- [Task prompt] In the listing below, count the lines with "окремо" and report only the figure.

- [Supplied data]
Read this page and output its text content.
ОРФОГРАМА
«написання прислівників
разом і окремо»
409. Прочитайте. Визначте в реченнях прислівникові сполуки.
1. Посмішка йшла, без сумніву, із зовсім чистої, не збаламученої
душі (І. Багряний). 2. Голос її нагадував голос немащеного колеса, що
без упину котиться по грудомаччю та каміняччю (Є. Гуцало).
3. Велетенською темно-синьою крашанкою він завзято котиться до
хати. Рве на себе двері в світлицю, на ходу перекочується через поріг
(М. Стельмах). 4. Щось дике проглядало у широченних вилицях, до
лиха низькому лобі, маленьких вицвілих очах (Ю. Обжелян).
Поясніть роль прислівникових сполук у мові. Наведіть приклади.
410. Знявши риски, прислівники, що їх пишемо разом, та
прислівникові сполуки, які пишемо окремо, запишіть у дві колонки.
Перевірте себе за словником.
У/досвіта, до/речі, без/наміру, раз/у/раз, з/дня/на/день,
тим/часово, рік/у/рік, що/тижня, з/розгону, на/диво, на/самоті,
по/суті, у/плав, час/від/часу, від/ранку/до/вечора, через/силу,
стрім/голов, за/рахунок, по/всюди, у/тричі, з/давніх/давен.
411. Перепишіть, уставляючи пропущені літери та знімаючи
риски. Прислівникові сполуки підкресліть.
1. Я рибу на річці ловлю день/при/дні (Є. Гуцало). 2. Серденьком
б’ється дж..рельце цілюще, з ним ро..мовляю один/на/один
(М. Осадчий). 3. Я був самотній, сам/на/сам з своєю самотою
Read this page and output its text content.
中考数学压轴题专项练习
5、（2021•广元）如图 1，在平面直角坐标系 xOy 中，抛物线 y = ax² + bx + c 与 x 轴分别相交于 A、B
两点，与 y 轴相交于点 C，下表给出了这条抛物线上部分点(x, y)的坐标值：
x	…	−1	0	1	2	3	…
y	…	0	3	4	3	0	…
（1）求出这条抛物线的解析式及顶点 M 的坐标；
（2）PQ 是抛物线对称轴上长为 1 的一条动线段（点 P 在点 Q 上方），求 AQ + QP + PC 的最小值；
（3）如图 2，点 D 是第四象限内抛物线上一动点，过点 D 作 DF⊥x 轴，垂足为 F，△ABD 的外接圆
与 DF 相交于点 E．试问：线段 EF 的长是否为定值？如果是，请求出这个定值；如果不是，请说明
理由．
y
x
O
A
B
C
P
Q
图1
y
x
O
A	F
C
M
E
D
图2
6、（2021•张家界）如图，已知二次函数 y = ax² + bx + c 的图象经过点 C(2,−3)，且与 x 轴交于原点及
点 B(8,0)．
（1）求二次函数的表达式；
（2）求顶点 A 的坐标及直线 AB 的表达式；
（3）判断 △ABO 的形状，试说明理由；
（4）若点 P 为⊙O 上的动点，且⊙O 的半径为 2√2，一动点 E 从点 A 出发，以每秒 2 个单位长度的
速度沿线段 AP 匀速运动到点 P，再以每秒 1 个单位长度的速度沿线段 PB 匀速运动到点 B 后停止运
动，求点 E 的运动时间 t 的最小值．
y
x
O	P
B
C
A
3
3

- [Correct response] 2